_EXERCISE OBJECTIVE_: Scan each line of the records for the word "SiteKeys" and extract the ones that have it.

### INPUT RECORDS ###

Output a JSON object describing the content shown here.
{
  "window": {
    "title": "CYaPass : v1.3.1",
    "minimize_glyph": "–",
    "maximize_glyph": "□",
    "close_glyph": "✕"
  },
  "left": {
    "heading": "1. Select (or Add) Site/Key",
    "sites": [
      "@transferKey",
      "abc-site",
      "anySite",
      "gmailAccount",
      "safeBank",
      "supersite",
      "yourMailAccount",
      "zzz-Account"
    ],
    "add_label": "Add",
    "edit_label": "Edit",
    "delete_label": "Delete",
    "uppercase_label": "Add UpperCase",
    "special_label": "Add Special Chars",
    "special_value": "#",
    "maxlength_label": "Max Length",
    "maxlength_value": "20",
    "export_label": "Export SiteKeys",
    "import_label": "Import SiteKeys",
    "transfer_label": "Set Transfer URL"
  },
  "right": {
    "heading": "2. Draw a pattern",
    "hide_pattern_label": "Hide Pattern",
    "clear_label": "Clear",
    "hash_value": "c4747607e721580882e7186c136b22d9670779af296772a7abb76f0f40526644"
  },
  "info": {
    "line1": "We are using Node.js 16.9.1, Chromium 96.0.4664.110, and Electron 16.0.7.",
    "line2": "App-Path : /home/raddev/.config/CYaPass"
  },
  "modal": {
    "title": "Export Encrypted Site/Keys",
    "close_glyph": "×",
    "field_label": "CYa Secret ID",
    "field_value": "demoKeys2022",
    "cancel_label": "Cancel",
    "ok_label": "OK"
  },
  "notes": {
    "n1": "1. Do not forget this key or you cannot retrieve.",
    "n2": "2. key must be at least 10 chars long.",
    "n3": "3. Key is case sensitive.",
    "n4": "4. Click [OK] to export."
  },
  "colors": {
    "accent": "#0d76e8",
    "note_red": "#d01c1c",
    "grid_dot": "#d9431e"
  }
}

###

_SOLUTION BELOW_:
    "export_label": "Export SiteKeys",
    "import_label": "Import SiteKeys",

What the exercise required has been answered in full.